## [PROBLEM DETAILS]
Read the lines below. Copy out any that hold the string "accept".

## [THE INPUT]
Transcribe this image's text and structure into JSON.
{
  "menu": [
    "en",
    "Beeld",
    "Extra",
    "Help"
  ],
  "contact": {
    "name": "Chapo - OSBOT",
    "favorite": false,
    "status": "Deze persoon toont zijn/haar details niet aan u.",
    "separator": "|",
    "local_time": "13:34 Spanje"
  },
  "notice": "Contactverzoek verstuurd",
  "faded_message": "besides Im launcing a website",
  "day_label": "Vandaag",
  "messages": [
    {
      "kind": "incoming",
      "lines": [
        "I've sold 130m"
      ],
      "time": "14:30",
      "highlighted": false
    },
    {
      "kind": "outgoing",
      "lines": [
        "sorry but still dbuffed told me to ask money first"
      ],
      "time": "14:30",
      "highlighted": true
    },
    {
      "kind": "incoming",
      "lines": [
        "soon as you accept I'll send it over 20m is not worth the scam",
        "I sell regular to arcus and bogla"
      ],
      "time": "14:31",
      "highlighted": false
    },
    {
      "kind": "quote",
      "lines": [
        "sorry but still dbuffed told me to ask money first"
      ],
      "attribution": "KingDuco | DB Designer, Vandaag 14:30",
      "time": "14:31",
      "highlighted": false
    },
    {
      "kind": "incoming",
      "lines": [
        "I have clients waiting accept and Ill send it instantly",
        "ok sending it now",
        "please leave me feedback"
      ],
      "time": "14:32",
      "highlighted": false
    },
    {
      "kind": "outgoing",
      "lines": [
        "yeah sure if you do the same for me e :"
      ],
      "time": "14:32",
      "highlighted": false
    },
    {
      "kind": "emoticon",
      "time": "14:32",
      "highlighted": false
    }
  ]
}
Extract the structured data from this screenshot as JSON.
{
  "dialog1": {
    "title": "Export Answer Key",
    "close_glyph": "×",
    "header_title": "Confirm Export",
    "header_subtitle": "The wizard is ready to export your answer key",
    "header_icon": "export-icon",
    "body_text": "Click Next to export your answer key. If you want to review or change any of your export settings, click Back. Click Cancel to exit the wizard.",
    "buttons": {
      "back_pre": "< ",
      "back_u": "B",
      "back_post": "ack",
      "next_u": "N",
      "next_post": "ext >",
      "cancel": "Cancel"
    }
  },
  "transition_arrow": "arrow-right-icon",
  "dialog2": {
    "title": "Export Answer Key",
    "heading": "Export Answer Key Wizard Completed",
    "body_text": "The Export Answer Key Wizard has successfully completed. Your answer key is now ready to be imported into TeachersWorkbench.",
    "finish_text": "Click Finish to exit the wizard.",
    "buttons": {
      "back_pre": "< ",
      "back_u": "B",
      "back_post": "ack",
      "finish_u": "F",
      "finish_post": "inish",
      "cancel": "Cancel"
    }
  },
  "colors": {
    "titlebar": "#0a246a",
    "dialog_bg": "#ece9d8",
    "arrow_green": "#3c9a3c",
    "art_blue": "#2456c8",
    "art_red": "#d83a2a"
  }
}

## [ANSWER TO THE EXERCISE]
        "soon as you accept I'll send it over 20m is not worth the scam",
        "I have clients waiting accept and Ill send it instantly",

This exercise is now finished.